== Recorded information ==
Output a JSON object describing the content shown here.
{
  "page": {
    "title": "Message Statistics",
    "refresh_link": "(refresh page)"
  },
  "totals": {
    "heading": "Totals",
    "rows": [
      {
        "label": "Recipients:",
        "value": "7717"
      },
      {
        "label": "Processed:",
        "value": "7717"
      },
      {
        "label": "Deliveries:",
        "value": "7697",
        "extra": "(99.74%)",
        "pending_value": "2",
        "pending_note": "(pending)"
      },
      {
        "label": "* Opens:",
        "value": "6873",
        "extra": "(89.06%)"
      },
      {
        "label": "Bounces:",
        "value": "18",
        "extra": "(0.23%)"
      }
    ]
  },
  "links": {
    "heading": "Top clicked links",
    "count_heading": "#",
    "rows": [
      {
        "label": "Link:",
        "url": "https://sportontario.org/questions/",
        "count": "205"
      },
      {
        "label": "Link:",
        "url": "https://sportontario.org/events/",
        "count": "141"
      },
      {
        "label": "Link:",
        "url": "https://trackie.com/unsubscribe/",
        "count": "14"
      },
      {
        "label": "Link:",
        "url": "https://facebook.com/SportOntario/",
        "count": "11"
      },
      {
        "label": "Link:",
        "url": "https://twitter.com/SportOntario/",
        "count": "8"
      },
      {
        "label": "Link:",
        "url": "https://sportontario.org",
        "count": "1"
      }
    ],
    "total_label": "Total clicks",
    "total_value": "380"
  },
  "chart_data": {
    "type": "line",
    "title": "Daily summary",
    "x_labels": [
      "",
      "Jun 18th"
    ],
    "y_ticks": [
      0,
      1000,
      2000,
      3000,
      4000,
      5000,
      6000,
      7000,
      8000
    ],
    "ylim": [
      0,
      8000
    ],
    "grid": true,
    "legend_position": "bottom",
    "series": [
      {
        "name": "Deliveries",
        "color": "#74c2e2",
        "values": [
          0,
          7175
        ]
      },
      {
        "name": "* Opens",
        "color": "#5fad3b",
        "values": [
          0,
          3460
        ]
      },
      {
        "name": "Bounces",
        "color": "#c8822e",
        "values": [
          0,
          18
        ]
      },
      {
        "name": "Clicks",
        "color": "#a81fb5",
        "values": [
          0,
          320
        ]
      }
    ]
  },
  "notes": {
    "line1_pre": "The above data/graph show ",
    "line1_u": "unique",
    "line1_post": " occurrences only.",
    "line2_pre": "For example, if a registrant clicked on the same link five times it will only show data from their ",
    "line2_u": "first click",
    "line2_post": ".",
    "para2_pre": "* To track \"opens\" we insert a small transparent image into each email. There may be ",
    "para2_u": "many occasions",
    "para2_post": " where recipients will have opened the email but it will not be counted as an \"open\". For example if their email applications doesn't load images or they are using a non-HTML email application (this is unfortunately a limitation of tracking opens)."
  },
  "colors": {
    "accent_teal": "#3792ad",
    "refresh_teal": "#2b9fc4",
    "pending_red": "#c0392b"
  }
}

== Short problem ==
Go through the material and copy out every line with "only" in it.

== Solution to this problem ==
    "line1_post": " occurrences only.",
    "line2_pre": "For example, if a registrant clicked on the same link five times it will only show data from their ",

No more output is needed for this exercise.